Select and copy out every line in the records containing "Tonnen".

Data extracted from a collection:
>>>

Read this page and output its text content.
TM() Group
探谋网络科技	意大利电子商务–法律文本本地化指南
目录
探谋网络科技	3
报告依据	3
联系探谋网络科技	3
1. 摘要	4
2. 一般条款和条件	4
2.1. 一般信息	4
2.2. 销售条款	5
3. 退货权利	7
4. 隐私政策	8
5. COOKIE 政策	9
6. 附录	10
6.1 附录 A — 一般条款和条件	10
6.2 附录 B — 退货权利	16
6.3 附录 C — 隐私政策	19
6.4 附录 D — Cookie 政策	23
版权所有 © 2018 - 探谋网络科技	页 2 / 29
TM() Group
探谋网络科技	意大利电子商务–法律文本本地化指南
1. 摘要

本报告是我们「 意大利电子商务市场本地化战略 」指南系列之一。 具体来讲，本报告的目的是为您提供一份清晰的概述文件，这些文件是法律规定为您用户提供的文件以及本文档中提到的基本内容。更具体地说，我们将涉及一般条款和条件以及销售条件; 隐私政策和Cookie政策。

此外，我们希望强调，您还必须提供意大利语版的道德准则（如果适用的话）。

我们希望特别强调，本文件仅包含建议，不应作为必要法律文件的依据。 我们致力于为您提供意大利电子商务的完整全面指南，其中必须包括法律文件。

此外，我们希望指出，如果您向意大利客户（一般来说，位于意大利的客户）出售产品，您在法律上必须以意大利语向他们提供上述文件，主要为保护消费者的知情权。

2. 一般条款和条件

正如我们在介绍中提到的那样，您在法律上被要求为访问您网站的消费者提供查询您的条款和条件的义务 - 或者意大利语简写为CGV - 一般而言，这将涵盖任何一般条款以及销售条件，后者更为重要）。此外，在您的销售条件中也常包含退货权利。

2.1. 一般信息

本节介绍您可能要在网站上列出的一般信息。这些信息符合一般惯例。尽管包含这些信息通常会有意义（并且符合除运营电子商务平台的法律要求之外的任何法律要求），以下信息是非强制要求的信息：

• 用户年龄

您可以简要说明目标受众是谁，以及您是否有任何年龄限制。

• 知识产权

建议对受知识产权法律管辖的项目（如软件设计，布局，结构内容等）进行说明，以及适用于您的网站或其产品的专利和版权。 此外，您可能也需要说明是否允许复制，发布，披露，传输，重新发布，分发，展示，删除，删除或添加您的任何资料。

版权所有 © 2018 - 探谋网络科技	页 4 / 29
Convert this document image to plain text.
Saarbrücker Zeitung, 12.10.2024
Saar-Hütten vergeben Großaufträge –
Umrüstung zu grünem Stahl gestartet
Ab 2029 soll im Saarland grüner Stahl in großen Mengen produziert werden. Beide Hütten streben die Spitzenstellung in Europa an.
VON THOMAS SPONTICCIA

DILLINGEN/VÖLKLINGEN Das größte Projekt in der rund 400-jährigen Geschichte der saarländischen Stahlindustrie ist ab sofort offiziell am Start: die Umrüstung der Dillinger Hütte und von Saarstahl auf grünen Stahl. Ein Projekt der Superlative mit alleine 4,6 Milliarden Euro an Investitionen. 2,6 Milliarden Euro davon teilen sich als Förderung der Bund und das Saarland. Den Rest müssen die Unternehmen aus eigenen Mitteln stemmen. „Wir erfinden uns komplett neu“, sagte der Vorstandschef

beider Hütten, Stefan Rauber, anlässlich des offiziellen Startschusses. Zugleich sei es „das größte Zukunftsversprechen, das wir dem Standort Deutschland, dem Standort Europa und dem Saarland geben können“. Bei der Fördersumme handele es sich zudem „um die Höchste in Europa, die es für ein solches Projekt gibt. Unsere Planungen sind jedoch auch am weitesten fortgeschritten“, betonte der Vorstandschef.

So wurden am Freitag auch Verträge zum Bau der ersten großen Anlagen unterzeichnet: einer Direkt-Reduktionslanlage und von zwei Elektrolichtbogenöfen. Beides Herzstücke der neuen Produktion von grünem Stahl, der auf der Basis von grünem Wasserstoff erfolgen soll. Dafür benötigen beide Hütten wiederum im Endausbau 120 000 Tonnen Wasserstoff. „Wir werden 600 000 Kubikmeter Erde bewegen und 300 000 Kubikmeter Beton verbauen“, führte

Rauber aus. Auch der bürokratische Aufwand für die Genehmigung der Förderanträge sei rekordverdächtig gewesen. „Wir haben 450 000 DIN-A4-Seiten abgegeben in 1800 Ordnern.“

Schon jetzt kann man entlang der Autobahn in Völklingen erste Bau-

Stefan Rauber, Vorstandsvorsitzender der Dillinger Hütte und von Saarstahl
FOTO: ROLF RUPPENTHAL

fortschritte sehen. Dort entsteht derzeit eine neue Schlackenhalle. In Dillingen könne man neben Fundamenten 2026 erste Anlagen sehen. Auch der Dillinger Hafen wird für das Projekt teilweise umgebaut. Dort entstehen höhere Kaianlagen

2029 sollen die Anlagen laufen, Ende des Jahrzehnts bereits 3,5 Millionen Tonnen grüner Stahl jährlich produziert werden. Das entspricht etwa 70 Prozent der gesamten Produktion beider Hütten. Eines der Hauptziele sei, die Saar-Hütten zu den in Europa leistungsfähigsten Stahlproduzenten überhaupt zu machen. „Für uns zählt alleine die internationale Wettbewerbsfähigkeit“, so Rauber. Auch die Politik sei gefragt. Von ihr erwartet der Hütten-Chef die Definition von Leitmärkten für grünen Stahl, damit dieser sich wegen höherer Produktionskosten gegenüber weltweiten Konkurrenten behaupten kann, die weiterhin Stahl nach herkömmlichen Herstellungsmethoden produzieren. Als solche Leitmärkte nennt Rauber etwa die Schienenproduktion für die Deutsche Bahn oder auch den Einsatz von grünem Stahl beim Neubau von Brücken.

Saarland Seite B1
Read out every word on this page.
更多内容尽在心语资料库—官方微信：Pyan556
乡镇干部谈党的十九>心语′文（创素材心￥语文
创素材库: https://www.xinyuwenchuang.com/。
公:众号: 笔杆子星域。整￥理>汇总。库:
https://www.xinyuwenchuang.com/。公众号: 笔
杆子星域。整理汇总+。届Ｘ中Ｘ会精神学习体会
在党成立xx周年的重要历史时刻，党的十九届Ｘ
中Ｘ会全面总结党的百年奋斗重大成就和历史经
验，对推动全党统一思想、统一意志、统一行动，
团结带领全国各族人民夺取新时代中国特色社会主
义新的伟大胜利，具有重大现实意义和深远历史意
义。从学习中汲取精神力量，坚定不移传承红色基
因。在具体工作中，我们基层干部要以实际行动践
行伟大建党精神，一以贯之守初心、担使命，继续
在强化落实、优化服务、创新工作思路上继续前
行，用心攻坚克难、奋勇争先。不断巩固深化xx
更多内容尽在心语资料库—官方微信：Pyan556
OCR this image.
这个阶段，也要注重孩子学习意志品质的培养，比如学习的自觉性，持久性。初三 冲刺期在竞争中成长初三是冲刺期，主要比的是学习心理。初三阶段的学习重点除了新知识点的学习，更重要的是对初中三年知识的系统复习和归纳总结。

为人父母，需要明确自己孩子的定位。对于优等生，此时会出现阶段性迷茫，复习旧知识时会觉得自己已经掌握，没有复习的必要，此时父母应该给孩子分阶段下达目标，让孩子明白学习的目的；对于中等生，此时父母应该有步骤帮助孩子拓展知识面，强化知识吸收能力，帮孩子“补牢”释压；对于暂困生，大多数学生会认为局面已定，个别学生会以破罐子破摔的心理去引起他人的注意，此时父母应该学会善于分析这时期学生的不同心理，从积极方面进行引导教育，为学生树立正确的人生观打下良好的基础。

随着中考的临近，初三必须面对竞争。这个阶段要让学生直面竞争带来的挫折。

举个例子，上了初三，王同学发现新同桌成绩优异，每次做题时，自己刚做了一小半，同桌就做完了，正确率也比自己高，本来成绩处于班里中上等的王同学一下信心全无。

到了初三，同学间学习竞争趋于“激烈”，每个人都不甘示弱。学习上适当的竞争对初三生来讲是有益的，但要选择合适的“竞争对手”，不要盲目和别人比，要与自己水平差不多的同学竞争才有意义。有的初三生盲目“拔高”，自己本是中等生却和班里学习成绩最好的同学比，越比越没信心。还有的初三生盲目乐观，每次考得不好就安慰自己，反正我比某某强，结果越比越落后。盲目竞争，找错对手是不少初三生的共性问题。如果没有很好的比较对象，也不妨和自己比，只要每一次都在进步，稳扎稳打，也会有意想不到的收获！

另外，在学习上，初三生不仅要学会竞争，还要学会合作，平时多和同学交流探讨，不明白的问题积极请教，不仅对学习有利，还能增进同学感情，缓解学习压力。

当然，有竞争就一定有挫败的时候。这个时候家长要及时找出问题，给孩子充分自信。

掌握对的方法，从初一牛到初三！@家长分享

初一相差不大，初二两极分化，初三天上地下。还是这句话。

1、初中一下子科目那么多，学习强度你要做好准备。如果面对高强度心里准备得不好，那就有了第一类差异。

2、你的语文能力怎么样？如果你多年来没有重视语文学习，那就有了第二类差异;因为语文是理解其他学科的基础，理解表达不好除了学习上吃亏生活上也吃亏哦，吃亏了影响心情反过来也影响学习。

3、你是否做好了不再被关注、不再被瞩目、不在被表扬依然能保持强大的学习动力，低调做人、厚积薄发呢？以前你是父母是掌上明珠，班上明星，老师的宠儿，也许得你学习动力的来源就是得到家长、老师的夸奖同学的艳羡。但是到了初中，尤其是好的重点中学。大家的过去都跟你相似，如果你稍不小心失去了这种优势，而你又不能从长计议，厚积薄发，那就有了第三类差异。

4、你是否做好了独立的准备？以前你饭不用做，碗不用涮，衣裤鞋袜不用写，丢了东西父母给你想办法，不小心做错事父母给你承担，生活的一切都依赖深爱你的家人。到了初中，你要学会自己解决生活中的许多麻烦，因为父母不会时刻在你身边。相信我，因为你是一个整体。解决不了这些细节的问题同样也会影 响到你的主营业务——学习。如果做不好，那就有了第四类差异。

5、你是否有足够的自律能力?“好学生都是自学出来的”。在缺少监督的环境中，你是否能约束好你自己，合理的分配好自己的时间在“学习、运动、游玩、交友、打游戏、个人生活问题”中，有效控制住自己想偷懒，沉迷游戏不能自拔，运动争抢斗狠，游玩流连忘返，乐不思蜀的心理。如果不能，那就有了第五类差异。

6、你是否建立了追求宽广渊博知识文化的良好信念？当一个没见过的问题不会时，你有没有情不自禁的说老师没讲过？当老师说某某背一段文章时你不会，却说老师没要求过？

<<<

Exercise result:
So wurden am Freitag auch Verträge zum Bau der ersten großen Anlagen unterzeichnet: einer Direkt-Reduktionslanlage und von zwei Elektrolichtbogenöfen. Beides Herzstücke der neuen Produktion von grünem Stahl, der auf der Basis von grünem Wasserstoff erfolgen soll. Dafür benötigen beide Hütten wiederum im Endausbau 120 000 Tonnen Wasserstoff. „Wir werden 600 000 Kubikmeter Erde bewegen und 300 000 Kubikmeter Beton verbauen“, führte
2029 sollen die Anlagen laufen, Ende des Jahrzehnts bereits 3,5 Millionen Tonnen grüner Stahl jährlich produziert werden. Das entspricht etwa 70 Prozent der gesamten Produktion beider Hütten. Eines der Hauptziele sei, die Saar-Hütten zu den in Europa leistungsfähigsten Stahlproduzenten überhaupt zu machen. „Für uns zählt alleine die internationale Wettbewerbsfähigkeit“, so Rauber. Auch die Politik sei gefragt. Von ihr erwartet der Hütten-Chef die Definition von Leitmärkten für grünen Stahl, damit dieser sich wegen höherer Produktionskosten gegenüber weltweiten Konkurrenten behaupten kann, die weiterhin Stahl nach herkömmlichen Herstellungsmethoden produzieren. Als solche Leitmärkte nennt Rauber etwa die Schienenproduktion für die Deutsche Bahn oder auch den Einsatz von grünem Stahl beim Neubau von Brücken.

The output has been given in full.